POLECENIE: Wypisz dosłownie wiersze rekordów od samego początku aż do wiersza zawierającego „are smaller (77)” włącznie.

Rekordy pobrane ze zbioru:
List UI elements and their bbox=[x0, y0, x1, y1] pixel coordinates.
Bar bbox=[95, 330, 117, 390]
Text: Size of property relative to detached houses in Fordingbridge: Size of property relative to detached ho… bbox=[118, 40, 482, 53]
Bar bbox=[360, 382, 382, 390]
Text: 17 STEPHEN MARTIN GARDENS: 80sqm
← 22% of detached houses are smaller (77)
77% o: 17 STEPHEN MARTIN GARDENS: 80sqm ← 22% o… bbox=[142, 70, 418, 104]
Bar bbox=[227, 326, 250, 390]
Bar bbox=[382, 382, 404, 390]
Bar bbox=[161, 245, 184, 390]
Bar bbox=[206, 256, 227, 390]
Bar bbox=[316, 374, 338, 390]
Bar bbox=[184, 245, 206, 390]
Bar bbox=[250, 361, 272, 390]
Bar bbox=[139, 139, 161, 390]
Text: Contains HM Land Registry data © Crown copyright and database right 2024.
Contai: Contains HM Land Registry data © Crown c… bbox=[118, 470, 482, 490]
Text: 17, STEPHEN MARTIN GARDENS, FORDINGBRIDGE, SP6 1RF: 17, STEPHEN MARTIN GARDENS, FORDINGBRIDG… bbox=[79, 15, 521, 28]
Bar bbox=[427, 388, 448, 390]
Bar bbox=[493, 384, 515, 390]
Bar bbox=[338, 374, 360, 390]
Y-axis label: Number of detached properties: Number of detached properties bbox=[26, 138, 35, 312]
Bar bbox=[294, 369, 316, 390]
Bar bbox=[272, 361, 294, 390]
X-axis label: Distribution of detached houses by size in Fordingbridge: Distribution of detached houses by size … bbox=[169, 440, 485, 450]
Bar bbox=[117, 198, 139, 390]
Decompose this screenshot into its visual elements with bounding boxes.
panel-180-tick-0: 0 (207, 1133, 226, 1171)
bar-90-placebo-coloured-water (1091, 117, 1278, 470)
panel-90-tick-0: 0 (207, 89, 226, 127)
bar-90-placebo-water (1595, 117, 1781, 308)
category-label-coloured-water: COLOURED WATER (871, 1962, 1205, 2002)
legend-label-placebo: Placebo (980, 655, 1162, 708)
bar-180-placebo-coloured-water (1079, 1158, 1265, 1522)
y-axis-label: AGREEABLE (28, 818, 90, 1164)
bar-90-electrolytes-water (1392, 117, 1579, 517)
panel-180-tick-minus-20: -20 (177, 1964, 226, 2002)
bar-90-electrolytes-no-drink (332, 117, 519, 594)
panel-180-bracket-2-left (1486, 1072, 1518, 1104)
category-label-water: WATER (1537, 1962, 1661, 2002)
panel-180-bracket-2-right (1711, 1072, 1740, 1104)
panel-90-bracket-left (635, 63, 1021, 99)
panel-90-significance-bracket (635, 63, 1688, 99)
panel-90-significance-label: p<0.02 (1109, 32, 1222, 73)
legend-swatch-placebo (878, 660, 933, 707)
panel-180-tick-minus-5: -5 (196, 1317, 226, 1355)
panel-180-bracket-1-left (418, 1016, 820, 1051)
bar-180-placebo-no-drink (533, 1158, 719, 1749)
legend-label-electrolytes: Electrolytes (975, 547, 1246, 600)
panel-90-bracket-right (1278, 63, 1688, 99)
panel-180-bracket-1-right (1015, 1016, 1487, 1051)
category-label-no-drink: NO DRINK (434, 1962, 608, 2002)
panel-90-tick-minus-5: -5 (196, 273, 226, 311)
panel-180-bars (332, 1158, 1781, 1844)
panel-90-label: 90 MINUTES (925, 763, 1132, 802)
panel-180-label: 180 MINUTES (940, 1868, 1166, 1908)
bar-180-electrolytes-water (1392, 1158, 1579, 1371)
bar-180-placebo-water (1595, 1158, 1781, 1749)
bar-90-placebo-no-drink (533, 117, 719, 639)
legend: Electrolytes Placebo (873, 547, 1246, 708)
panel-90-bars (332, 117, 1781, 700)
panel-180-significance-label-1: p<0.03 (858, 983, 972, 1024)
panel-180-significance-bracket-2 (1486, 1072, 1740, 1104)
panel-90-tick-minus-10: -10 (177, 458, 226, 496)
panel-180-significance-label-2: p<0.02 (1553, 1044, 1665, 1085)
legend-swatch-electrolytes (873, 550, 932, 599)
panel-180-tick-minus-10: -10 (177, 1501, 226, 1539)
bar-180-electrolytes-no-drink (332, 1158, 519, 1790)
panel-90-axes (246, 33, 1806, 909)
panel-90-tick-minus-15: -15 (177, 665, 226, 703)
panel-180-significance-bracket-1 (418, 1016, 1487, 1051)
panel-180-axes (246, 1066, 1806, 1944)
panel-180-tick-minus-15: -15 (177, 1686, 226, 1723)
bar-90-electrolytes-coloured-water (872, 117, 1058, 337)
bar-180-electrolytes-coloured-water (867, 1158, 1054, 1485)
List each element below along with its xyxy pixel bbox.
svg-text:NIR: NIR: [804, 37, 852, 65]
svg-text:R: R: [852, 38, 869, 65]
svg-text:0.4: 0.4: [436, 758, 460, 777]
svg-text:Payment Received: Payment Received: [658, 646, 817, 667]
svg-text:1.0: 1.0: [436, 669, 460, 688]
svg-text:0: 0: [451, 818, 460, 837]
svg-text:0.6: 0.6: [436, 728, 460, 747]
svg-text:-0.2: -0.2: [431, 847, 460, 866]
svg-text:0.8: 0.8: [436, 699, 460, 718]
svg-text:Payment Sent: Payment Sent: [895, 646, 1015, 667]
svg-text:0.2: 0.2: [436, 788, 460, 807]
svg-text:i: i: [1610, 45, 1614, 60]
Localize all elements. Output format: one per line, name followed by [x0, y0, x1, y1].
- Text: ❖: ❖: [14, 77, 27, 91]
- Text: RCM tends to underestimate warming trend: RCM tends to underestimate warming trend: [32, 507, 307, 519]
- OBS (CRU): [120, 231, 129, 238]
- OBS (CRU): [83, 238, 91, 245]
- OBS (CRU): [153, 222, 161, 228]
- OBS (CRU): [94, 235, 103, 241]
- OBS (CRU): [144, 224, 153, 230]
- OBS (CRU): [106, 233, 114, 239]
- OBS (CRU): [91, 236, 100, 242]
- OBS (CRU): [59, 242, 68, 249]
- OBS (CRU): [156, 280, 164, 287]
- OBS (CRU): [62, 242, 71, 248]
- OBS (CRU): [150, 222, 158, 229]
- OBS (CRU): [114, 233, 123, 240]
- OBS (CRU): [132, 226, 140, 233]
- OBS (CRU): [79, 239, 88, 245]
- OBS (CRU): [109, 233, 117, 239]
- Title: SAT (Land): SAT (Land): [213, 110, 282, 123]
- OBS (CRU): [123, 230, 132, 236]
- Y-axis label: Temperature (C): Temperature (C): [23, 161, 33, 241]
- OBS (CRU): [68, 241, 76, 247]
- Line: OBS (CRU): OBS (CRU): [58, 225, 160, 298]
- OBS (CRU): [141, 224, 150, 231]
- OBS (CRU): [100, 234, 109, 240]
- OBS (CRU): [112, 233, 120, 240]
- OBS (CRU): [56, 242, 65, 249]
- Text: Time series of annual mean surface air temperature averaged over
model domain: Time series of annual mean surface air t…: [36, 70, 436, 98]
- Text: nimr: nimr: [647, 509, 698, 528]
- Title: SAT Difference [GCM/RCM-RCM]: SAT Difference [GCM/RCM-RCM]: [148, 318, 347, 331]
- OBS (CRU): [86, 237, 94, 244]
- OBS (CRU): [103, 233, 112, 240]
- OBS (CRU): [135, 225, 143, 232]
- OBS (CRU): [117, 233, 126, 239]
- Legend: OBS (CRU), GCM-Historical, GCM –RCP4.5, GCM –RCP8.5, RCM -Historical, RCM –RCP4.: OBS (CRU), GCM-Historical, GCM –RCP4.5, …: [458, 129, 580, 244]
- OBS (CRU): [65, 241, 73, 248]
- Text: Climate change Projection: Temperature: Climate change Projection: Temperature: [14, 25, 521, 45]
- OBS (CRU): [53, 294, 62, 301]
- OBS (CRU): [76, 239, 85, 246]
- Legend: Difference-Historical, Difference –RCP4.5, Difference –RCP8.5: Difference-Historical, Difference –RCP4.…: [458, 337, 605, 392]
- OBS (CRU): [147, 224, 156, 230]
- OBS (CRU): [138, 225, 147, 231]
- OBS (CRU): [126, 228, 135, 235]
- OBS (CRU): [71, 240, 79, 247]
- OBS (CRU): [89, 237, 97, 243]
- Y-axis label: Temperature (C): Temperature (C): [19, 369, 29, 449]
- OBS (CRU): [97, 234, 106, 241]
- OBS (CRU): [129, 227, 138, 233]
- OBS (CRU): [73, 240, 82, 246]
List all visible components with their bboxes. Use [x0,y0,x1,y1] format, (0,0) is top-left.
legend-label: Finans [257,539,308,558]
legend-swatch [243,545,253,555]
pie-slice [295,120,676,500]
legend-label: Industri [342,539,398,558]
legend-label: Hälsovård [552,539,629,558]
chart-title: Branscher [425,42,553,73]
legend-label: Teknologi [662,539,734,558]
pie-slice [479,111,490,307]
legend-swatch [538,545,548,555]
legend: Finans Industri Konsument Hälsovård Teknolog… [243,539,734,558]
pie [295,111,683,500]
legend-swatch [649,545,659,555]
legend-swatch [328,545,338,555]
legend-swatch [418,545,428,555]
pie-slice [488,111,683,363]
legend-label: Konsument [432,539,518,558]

ROZWIĄZANIE ZADANIA:
List UI elements and their bbox=[x0, y0, x1, y1] pixel coordinates.
Bar bbox=[95, 330, 117, 390]
Text: Size of property relative to detached houses in Fordingbridge: Size of property relative to detached ho… bbox=[118, 40, 482, 53]
Bar bbox=[360, 382, 382, 390]
Text: 17 STEPHEN MARTIN GARDENS: 80sqm
← 22% of detached houses are smaller (77)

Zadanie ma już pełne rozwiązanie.